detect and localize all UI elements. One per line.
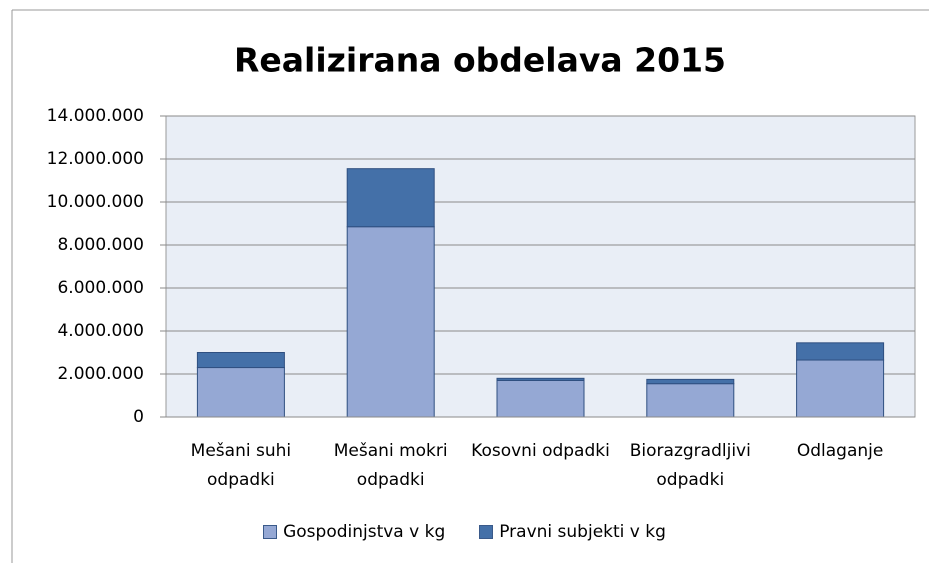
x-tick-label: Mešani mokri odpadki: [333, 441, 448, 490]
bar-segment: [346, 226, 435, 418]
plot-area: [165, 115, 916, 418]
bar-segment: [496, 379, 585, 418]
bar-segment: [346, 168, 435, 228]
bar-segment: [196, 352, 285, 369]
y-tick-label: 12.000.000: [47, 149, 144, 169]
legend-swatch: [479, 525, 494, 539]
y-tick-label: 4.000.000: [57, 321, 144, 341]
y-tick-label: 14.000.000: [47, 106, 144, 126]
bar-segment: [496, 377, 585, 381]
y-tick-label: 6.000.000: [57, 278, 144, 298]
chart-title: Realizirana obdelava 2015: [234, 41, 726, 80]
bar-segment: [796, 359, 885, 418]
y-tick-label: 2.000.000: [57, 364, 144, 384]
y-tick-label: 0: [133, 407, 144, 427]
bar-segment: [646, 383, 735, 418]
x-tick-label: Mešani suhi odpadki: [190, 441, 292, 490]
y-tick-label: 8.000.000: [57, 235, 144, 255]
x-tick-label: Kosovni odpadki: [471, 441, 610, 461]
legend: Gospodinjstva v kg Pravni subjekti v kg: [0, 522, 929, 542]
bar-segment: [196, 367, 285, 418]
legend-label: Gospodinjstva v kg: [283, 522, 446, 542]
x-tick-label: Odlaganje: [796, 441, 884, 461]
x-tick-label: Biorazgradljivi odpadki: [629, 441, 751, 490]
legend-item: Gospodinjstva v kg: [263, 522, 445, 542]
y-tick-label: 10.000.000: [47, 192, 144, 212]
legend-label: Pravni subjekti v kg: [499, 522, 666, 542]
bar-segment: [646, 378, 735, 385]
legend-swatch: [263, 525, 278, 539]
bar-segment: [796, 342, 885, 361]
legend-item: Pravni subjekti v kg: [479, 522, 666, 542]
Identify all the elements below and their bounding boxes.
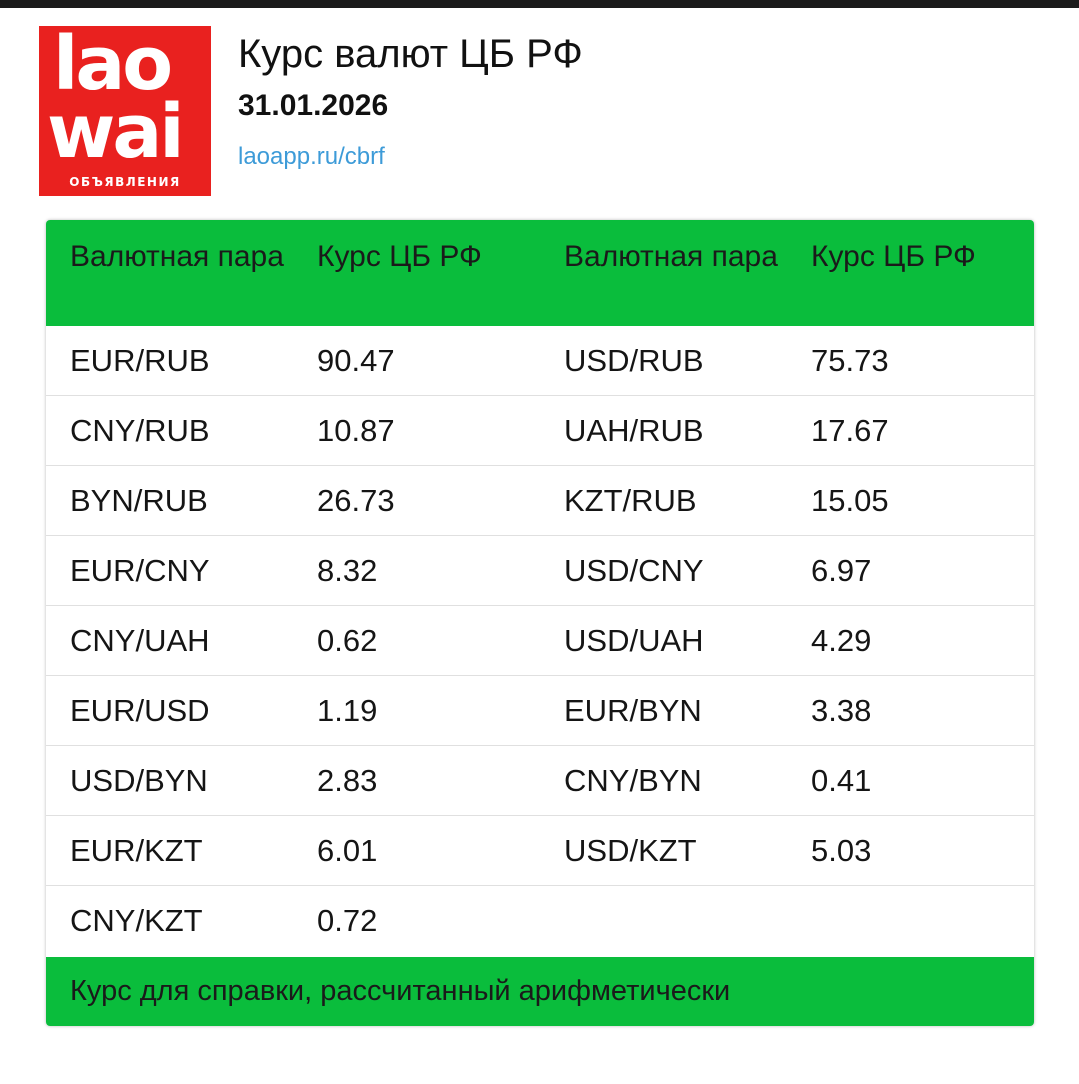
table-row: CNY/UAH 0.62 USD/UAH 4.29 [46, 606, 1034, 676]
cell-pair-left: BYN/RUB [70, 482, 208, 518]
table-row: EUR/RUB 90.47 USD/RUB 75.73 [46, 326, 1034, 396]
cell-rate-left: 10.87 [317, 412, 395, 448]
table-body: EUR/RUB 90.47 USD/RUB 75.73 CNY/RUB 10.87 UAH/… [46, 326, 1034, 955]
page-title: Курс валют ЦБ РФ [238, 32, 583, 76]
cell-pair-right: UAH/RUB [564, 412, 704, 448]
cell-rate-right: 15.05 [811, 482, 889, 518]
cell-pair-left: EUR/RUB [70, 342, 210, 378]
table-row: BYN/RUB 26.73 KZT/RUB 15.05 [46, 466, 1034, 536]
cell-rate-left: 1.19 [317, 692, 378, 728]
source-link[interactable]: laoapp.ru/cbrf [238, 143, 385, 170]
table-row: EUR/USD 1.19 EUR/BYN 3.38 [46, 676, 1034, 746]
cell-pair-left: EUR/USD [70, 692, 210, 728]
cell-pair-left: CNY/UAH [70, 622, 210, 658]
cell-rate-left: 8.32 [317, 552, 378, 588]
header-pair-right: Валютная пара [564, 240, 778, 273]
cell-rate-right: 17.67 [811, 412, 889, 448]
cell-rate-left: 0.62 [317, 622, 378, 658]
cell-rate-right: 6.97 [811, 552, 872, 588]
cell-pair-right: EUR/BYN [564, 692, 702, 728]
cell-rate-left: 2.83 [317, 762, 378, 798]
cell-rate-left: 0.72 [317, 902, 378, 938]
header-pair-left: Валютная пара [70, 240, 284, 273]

▶ _Exercise aim_
Convert every row above into a JSON list of strings, one string per line, omitting blank lines. Exclude the pictures from the answer.

▶ _Result_
[
  "detect and localize all UI elements. One per line.",
  "x-tick-label: Mešani mokri odpadki: [333, 441, 448, 490]",
  "bar-segment: [346, 226, 435, 418]",
  "plot-area: [165, 115, 916, 418]",
  "bar-segment: [496, 379, 585, 418]",
  "bar-segment: [346, 168, 435, 228]",
  "bar-segment: [196, 352, 285, 369]",
  "y-tick-label: 12.000.000: [47, 149, 144, 169]",
  "legend-swatch: [479, 525, 494, 539]",
  "y-tick-label: 4.000.000: [57, 321, 144, 341]",
  "y-tick-label: 14.000.000: [47, 106, 144, 126]",
  "bar-segment: [496, 377, 585, 381]",
  "y-tick-label: 6.000.000: [57, 278, 144, 298]",
  "chart-title: Realizirana obdelava 2015: [234, 41, 726, 80]",
  "bar-segment: [796, 359, 885, 418]",
  "y-tick-label: 2.000.000: [57, 364, 144, 384]",
  "y-tick-label: 0: [133, 407, 144, 427]",
  "bar-segment: [646, 383, 735, 418]",
  "x-tick-label: Mešani suhi odpadki: [190, 441, 292, 490]",
  "y-tick-label: 8.000.000: [57, 235, 144, 255]",
  "x-tick-label: Kosovni odpadki: [471, 441, 610, 461]",
  "legend: Gospodinjstva v kg Pravni subjekti v kg: [0, 522, 929, 542]",
  "bar-segment: [196, 367, 285, 418]",
  "legend-label: Gospodinjstva v kg: [283, 522, 446, 542]",
  "x-tick-label: Odlaganje: [796, 441, 884, 461]",
  "x-tick-label: Biorazgradljivi odpadki: [629, 441, 751, 490]",
  "legend-item: Gospodinjstva v kg: [263, 522, 445, 542]",
  "y-tick-label: 10.000.000: [47, 192, 144, 212]",
  "legend-label: Pravni subjekti v kg: [499, 522, 666, 542]",
  "bar-segment: [646, 378, 735, 385]",
  "legend-swatch: [263, 525, 278, 539]",
  "bar-segment: [796, 342, 885, 361]",
  "legend-item: Pravni subjekti v kg: [479, 522, 666, 542]",
  "Identify all the elements below and their bounding boxes.",
  "table-row: CNY/UAH 0.62 USD/UAH 4.29 [46, 606, 1034, 676]",
  "cell-pair-left: BYN/RUB [70, 482, 208, 518]",
  "table-row: EUR/RUB 90.47 USD/RUB 75.73 [46, 326, 1034, 396]",
  "cell-rate-left: 10.87 [317, 412, 395, 448]",
  "table-body: EUR/RUB 90.47 USD/RUB 75.73 CNY/RUB 10.87 UAH/… [46, 326, 1034, 955]",
  "page-title: Курс валют ЦБ РФ [238, 32, 583, 76]",
  "cell-pair-right: UAH/RUB [564, 412, 704, 448]",
  "cell-rate-right: 15.05 [811, 482, 889, 518]",
  "cell-pair-left: EUR/RUB [70, 342, 210, 378]",
  "table-row: BYN/RUB 26.73 KZT/RUB 15.05 [46, 466, 1034, 536]",
  "cell-rate-left: 1.19 [317, 692, 378, 728]",
  "source-link[interactable]: laoapp.ru/cbrf [238, 143, 385, 170]",
  "table-row: EUR/USD 1.19 EUR/BYN 3.38 [46, 676, 1034, 746]",
  "cell-pair-left: EUR/USD [70, 692, 210, 728]",
  "cell-pair-left: CNY/UAH [70, 622, 210, 658]",
  "cell-rate-left: 8.32 [317, 552, 378, 588]",
  "header-pair-right: Валютная пара [564, 240, 778, 273]",
  "cell-rate-right: 17.67 [811, 412, 889, 448]",
  "cell-rate-left: 0.62 [317, 622, 378, 658]",
  "cell-rate-right: 6.97 [811, 552, 872, 588]",
  "cell-pair-right: EUR/BYN [564, 692, 702, 728]",
  "cell-rate-left: 2.83 [317, 762, 378, 798]",
  "cell-rate-left: 0.72 [317, 902, 378, 938]",
  "header-pair-left: Валютная пара [70, 240, 284, 273]"
]